**PROBLEM TO SOLVE**. Pick out all lines in the listing holding the string "CORRELATION" and copy them.

**TASK INPUT**.
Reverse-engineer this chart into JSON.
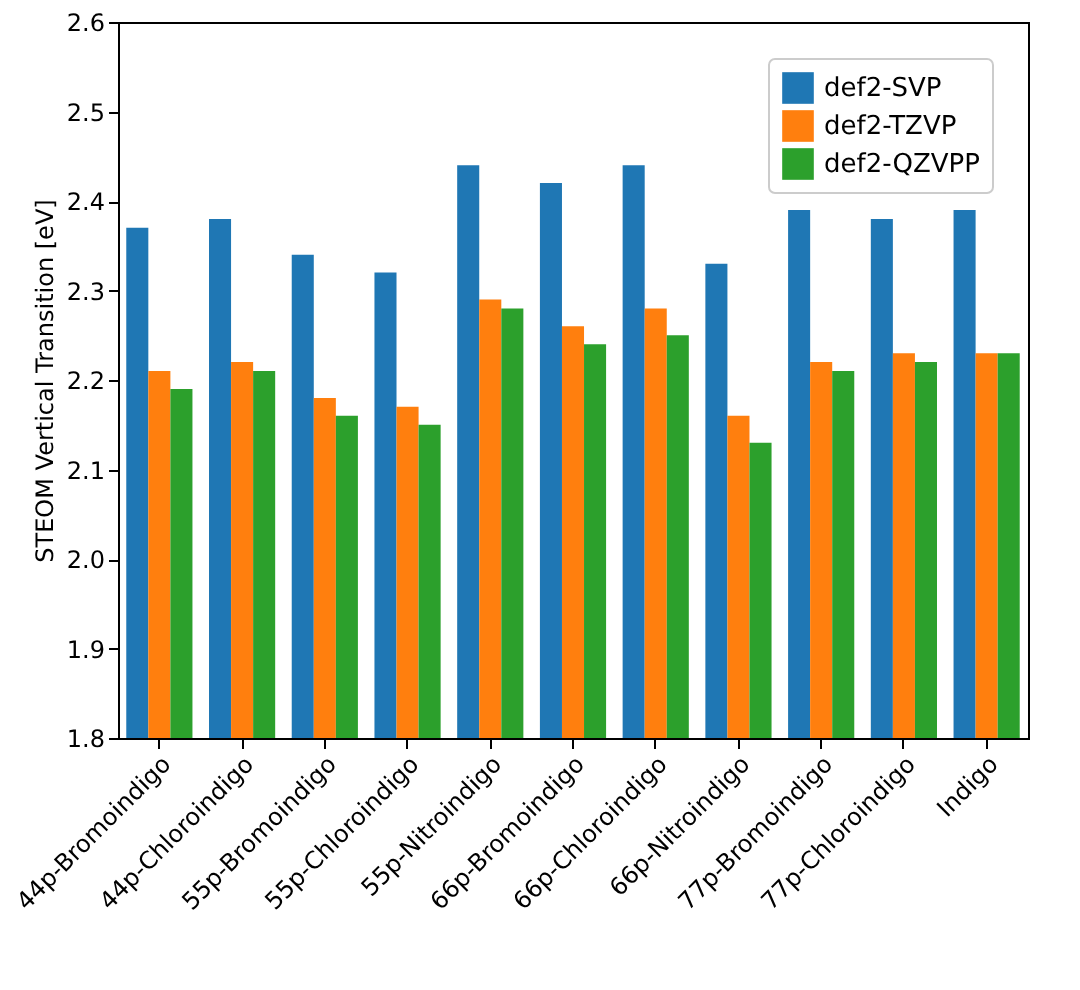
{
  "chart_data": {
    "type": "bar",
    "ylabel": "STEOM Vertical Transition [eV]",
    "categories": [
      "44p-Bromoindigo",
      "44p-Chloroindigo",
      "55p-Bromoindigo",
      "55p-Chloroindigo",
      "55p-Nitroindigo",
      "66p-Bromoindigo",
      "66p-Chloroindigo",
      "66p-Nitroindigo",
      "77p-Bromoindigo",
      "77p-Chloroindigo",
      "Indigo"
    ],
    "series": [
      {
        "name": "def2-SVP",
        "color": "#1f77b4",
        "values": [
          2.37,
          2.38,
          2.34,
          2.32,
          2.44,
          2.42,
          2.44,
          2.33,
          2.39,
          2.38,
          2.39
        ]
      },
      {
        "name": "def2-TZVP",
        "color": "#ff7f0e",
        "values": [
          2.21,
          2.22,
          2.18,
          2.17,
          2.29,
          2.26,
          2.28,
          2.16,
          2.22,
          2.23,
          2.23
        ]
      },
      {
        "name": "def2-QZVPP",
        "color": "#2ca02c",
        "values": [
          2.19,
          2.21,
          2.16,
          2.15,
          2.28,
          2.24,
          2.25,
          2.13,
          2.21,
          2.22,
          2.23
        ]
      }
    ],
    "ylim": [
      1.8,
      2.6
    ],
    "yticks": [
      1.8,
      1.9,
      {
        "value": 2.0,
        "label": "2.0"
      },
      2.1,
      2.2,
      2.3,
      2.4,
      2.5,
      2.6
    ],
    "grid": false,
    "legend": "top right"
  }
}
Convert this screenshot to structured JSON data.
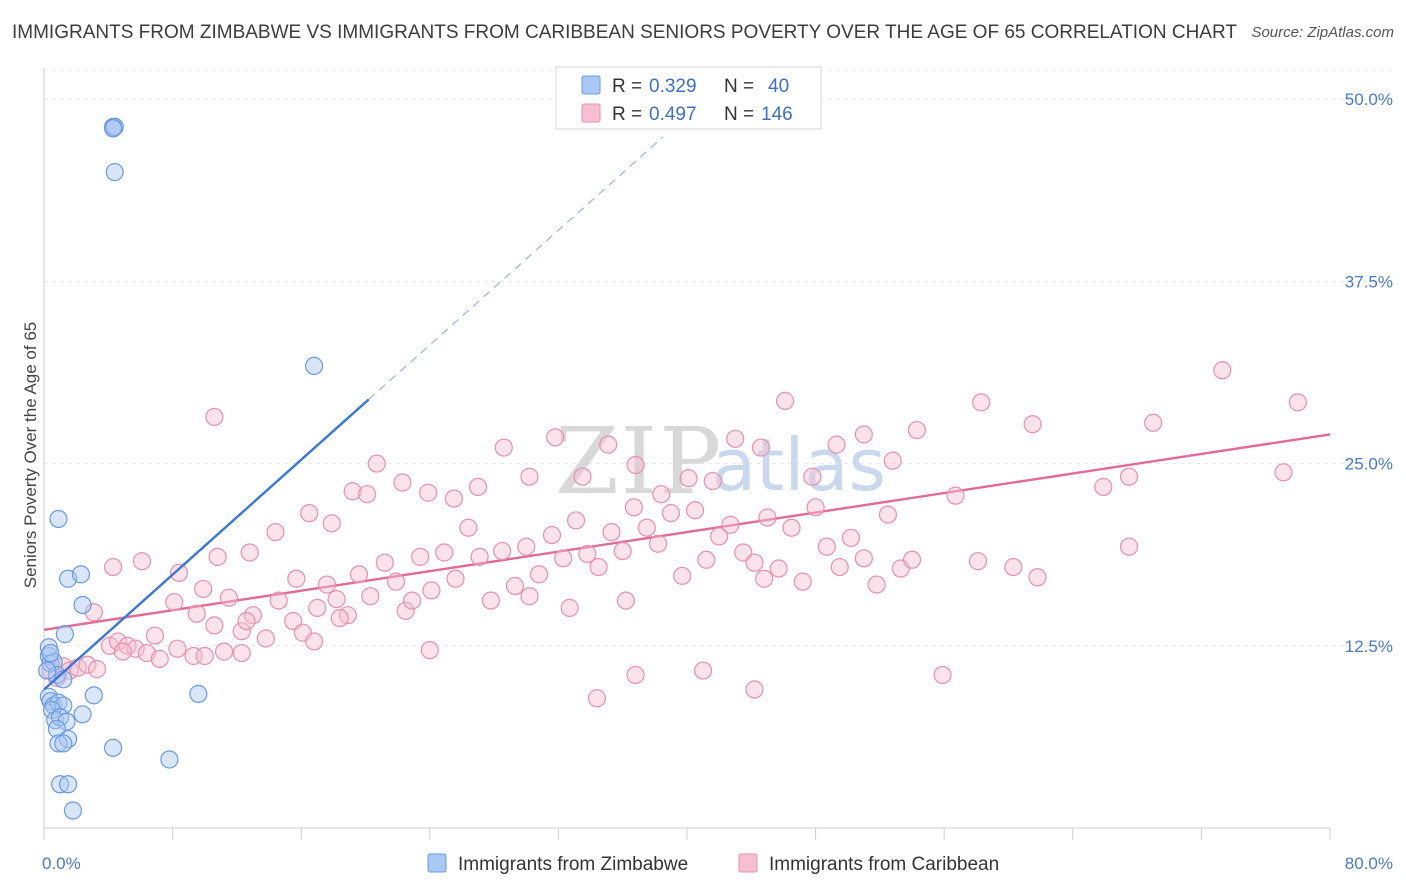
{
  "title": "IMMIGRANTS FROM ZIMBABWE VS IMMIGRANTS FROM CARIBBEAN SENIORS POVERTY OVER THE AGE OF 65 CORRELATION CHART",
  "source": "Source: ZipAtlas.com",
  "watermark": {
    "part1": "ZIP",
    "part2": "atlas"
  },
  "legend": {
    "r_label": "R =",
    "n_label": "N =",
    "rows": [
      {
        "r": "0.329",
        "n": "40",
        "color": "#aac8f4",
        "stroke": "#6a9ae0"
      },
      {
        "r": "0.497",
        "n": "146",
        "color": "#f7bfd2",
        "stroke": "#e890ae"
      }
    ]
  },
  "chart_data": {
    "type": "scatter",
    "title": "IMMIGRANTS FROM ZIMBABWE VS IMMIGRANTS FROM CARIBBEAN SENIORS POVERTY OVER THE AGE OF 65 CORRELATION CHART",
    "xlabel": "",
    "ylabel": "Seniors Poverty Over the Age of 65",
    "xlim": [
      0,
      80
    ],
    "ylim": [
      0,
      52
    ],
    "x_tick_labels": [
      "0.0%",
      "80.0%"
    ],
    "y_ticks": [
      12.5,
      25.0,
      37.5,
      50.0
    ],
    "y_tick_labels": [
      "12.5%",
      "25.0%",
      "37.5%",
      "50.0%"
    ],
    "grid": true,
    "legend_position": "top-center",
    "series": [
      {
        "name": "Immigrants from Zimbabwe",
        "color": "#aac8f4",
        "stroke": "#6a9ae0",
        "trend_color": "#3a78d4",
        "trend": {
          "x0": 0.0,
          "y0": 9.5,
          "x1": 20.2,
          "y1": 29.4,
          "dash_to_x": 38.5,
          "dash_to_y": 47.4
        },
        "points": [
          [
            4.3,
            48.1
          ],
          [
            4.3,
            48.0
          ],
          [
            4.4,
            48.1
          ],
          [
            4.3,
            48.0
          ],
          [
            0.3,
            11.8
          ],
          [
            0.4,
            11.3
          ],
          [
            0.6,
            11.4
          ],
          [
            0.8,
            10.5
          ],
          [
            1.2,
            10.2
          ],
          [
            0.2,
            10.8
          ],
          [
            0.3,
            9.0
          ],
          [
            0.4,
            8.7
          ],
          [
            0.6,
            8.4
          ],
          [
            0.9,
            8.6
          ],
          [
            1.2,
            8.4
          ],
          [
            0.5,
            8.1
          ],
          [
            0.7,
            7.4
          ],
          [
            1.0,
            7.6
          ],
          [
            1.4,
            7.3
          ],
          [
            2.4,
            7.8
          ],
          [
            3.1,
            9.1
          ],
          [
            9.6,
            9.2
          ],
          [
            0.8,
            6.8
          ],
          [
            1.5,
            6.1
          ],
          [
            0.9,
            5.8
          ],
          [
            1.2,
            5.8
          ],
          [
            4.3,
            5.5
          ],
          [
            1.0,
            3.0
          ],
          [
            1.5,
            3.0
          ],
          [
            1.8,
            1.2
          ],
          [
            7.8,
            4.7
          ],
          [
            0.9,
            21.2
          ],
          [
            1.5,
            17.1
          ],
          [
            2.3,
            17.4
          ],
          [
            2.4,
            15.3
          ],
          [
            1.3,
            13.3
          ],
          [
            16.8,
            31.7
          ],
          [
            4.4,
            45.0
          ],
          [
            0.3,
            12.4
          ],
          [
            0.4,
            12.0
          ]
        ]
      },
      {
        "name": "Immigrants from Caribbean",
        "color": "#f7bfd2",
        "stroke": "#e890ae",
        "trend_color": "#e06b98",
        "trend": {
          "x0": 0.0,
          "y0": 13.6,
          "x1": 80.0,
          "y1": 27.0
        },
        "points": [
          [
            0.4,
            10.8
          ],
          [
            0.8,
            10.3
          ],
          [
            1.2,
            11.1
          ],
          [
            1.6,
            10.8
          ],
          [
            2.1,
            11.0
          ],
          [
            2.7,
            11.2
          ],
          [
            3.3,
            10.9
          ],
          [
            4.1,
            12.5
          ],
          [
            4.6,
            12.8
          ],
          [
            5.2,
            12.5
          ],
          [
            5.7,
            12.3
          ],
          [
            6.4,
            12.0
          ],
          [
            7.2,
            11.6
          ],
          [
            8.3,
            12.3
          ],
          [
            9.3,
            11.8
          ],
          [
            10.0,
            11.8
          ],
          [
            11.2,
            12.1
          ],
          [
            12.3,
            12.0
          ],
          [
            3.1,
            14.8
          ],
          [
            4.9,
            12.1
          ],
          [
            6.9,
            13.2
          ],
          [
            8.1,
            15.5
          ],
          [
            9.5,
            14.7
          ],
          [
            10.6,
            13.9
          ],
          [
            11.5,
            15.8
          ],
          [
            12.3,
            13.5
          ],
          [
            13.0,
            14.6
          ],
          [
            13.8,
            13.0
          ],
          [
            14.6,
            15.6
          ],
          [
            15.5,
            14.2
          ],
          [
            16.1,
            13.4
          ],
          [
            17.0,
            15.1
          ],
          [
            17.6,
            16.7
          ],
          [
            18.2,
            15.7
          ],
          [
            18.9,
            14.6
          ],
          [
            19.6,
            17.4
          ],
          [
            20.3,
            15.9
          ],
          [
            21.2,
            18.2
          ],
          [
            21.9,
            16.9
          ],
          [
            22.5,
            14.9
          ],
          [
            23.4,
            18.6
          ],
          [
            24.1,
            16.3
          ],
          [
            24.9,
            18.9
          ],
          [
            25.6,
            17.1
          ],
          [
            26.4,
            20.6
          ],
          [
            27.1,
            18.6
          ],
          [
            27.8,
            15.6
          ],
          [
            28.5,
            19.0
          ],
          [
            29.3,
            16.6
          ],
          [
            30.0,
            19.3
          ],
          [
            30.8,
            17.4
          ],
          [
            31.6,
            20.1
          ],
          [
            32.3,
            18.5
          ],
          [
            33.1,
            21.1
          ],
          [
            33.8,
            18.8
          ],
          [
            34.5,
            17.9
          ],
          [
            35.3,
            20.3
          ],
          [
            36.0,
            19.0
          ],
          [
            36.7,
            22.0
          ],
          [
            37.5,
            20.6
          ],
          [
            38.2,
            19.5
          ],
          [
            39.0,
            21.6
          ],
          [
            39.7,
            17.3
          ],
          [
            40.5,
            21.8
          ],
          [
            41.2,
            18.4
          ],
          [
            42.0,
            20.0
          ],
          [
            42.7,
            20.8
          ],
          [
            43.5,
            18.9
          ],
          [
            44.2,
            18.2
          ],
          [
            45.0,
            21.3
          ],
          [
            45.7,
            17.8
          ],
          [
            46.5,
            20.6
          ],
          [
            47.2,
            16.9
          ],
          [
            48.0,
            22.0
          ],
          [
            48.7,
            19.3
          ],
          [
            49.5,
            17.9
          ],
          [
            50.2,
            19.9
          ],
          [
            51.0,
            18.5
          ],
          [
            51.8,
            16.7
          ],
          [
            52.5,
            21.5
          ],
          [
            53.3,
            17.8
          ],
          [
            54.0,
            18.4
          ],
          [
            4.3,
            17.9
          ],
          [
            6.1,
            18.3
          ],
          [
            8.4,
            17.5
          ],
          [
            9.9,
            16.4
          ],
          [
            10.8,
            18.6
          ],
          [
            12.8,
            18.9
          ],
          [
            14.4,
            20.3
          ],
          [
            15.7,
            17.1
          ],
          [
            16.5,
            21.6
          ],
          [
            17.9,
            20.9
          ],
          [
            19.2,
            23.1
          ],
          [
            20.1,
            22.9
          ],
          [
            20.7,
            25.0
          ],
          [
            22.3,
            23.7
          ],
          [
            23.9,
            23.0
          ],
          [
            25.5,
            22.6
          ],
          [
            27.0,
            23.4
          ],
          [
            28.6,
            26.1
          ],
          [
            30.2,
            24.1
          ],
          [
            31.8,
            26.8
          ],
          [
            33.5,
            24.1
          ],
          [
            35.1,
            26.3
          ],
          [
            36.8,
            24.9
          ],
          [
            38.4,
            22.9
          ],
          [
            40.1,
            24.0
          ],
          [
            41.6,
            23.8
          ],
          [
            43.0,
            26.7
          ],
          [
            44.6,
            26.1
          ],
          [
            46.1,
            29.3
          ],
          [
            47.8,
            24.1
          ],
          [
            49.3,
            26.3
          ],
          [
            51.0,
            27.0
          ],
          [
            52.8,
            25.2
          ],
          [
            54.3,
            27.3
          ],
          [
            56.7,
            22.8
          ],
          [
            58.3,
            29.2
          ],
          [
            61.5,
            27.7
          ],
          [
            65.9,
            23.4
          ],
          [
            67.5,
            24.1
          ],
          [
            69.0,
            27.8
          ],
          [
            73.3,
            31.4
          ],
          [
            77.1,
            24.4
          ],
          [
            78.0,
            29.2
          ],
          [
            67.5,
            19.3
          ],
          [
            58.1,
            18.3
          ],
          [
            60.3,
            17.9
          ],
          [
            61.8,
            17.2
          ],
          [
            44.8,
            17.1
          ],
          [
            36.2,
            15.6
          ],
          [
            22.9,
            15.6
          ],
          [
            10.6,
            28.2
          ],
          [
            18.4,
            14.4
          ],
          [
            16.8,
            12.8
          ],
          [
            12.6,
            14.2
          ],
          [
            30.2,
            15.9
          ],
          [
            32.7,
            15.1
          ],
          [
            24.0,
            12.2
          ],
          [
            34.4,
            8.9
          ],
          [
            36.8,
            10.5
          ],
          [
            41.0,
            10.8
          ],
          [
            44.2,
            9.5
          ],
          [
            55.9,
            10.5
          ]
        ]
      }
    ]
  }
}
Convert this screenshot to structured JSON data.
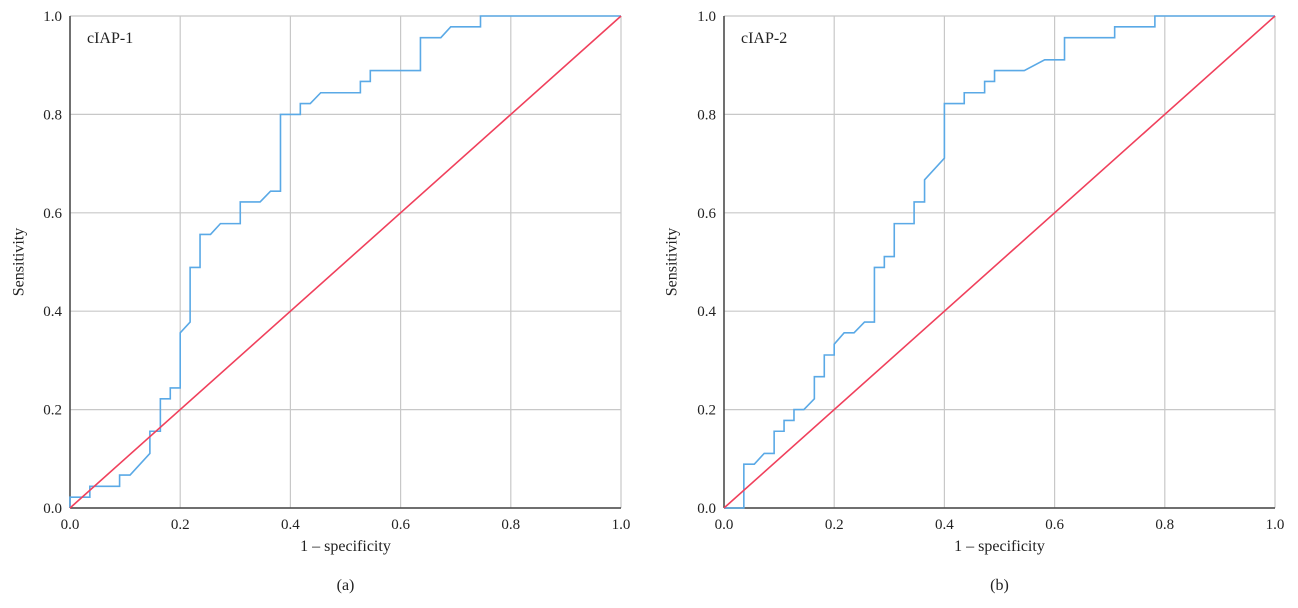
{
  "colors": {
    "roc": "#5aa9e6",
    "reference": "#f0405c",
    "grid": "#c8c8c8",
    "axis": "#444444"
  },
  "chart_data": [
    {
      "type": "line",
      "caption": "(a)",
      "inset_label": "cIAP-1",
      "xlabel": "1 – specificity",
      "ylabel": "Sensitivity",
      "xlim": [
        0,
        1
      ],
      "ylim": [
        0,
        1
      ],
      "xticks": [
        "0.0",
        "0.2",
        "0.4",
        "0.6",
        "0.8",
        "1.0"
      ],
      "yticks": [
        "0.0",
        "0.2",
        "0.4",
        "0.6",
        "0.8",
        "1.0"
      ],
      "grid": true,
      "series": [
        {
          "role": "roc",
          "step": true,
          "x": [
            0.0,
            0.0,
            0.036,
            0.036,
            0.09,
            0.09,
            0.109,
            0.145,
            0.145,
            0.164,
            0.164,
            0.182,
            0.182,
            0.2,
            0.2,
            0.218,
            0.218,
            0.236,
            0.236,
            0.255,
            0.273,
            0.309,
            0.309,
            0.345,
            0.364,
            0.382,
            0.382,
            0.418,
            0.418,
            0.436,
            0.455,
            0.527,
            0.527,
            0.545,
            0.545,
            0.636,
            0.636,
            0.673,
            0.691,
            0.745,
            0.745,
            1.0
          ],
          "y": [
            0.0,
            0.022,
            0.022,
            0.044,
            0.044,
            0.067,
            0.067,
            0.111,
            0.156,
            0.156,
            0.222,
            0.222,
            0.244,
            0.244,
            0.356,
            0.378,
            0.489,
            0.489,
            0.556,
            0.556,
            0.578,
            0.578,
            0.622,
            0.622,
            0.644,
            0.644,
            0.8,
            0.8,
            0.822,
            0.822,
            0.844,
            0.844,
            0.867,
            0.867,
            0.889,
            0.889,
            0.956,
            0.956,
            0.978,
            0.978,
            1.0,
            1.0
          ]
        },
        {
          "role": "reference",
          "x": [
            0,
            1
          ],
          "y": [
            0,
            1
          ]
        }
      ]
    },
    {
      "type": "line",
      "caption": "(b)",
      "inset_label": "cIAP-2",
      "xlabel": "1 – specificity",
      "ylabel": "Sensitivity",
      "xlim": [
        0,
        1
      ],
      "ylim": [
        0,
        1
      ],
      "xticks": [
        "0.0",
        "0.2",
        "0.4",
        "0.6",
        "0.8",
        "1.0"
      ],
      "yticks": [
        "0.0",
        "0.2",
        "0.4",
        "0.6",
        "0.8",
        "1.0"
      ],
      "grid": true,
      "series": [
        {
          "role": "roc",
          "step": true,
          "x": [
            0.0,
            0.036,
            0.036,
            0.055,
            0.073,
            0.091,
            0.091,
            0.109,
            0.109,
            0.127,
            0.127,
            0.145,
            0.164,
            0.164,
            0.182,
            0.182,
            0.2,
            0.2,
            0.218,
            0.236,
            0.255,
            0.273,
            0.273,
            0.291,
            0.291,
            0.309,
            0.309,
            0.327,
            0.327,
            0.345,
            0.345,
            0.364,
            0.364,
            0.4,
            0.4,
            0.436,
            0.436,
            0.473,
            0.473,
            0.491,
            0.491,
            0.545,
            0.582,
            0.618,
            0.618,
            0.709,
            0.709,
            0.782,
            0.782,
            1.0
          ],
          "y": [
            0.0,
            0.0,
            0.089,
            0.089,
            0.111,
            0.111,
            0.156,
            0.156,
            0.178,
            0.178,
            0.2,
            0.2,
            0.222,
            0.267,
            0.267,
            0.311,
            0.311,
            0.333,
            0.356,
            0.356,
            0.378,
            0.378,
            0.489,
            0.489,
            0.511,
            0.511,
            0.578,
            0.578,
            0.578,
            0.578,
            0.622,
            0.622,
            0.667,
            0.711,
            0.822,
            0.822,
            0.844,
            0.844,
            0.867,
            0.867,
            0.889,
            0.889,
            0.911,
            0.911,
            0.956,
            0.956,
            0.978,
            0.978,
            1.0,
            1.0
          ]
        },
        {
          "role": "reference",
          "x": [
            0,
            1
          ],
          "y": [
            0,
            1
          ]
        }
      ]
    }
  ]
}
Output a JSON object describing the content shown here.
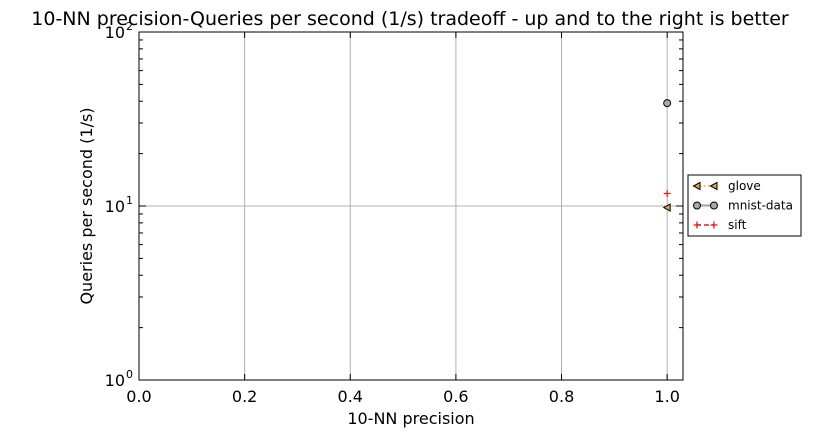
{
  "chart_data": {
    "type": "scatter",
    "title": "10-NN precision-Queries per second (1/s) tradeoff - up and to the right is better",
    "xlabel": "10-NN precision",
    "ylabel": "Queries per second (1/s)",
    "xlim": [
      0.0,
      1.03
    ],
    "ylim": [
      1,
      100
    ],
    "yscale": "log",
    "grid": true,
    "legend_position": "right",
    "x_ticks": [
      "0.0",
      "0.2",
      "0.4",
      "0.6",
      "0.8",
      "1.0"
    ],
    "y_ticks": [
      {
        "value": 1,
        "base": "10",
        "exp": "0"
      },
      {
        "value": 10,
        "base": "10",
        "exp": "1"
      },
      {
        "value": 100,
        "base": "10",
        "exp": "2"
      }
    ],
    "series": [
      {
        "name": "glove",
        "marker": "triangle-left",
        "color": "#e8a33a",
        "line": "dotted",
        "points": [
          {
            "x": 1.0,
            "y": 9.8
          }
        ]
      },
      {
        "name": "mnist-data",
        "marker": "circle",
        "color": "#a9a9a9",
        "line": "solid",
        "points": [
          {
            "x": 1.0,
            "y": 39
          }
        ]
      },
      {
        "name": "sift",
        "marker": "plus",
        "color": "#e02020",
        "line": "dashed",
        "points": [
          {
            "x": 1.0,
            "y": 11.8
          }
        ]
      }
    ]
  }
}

**FINISHED EXERCISE**.
  "title": "IMMIGRANTS FROM ZIMBABWE VS IMMIGRANTS FROM CARIBBEAN SENIORS POVERTY OVER THE AGE OF 65 CORRELATION CHART",
    "title": "IMMIGRANTS FROM ZIMBABWE VS IMMIGRANTS FROM CARIBBEAN SENIORS POVERTY OVER THE AGE OF 65 CORRELATION CHART",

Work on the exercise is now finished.